━━━━━ Supplied records
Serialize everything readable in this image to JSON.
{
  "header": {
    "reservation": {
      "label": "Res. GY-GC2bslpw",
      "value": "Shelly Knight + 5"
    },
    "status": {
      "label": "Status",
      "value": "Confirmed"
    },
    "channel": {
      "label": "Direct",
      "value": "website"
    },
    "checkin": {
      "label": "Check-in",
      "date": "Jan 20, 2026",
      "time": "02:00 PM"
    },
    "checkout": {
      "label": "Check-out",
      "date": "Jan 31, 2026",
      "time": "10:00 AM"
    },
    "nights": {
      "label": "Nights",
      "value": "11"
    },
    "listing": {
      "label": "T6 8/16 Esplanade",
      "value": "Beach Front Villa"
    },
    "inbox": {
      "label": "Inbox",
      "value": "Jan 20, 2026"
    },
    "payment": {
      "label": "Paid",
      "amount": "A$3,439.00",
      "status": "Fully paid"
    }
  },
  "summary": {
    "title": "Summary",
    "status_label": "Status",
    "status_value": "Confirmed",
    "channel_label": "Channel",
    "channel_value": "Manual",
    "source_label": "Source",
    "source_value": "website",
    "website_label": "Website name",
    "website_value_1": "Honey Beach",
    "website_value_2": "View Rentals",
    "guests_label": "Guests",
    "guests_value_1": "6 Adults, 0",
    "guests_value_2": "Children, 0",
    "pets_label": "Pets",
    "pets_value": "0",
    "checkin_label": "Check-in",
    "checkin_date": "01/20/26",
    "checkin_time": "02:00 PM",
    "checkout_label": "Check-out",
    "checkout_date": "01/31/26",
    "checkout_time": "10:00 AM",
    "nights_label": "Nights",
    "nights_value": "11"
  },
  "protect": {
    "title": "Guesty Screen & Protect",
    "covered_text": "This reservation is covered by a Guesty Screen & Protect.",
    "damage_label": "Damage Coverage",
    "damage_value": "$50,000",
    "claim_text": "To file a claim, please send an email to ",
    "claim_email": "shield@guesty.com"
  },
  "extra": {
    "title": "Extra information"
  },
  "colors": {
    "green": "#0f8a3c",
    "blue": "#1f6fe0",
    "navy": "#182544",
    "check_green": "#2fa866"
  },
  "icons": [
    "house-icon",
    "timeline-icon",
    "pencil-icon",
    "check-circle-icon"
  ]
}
━━━━━━━━━━
## [Do this]
Count how many lines of the listing above include "Screen" and report that number alone.

## [Finished exercise]
2